*** Opening of SUPPLIED TEXT ***
- Developer: Orsoniks
- Publisher: Oro Interactive
- Engine: Unity
- Platform: Windows
- Release: 2026
- Genre: Survival game

= Casualties: Unknown =

Casualties: Unknown (Note: Commonly known by its former name Scav Prototype) is an upcoming survival video game developed by Orsoniks and published by Oro Interactive that is scheduled to be released in 2026. Players play as an Experiment, a test subject sent down to the depths of an alien planet to retrieve lost cargo. The game revolves around navigating and safely descending the planet's cavernous layers while avoiding and treating injuries, hunger, and thirst. The game centers around robust health systems and difficult resource management, challenging players to avoid death in numerous ways as they go as far down as they can.

As of mid-2026 the game had not received a full release; a playable demo became available on the digital storefront Steam on April 20, 2026.

== Gameplay ==
Casualties: Unknown is a cave-exploration survival game in which the player controls a captive test subject called an Experiment placed on a hostile alien planet and tasked with retrieving lost cargo. The full game is planned to include eleven procedurally generated underground "layers" of increasing difficulty; the public demo makes five of these layers available. A press release describes the game as featuring a "fully simulated limb and cardiovascular system," requiring the player to bandage wounds, treat infections and manage blood loss to avoid losing consciousness. The player character's in-game mood is also tracked as a survival mechanic alongside physical injury.

A gameplay feature list published by the outlet GamingOnLinux additionally credits the demo with character traits that improve over a run (intelligence, strength and resilience), three playable characters with distinct playstyles, roughly 300 collectible items, and adjustable loot and danger settings accessible from the main menu. The same outlet reported that the demo ran under Proton on Linux systems.

== Development ==
Casualties: Unknown is developed by Orsoniks, described in a publisher press release as a designer, programmer, composer and artist. According to the same release, the game began as a small personal project that gained a wider following after early alpha builds were distributed for free on the platform itch.io, with the publisher reporting that the game had surpassed 300,000 players on that platform prior to its Steam debut. The game is built using the Unity engine. GamingOnLinux described the setting as one in which an artificially created "Experiment species" is sent to retrieve technology from a hazardous alien world, and noted the interface as an area needing further refinement ahead of a full release.
*** Close of SUPPLIED TEXT ***
*** Opening of INFORMATION SHOWN ***
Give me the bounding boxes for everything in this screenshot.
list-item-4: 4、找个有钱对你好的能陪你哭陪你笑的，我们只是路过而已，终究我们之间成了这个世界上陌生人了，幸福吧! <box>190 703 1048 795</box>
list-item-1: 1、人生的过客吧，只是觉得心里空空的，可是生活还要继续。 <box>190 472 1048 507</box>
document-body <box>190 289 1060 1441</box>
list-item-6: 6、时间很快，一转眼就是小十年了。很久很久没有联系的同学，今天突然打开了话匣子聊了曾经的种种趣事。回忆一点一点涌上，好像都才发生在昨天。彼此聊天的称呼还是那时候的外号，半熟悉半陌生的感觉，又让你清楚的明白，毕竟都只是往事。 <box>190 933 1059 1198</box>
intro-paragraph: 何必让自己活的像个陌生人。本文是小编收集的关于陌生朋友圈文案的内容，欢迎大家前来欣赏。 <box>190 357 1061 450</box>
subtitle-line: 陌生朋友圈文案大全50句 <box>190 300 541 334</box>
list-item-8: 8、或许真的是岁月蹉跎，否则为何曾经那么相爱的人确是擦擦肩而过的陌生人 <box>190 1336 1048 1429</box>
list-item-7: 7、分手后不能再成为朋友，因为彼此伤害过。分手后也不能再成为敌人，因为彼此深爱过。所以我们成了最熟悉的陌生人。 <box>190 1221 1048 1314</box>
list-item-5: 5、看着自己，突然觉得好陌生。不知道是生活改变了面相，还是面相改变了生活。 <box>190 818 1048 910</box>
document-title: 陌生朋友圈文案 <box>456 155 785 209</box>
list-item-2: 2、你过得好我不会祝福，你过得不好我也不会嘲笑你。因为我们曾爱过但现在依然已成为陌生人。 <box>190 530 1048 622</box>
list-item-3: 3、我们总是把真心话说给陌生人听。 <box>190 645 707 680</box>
*** Close of INFORMATION SHOWN ***
Return the stretch of the game description from "Casualties: Unknown (Note: Commonly" through "as they can.", copied word for word. The records have no connection to the text.

RESPONSE FOR THIS EXERCISE:
Casualties: Unknown (Note: Commonly known by its former name Scav Prototype) is an upcoming survival video game developed by Orsoniks and published by Oro Interactive that is scheduled to be released in 2026. Players play as an Experiment, a test subject sent down to the depths of an alien planet to retrieve lost cargo. The game revolves around navigating and safely descending the planet's cavernous layers while avoiding and treating injuries, hunger, and thirst. The game centers around robust health systems and difficult resource management, challenging players to avoid death in numerous ways as they go as far down as they can.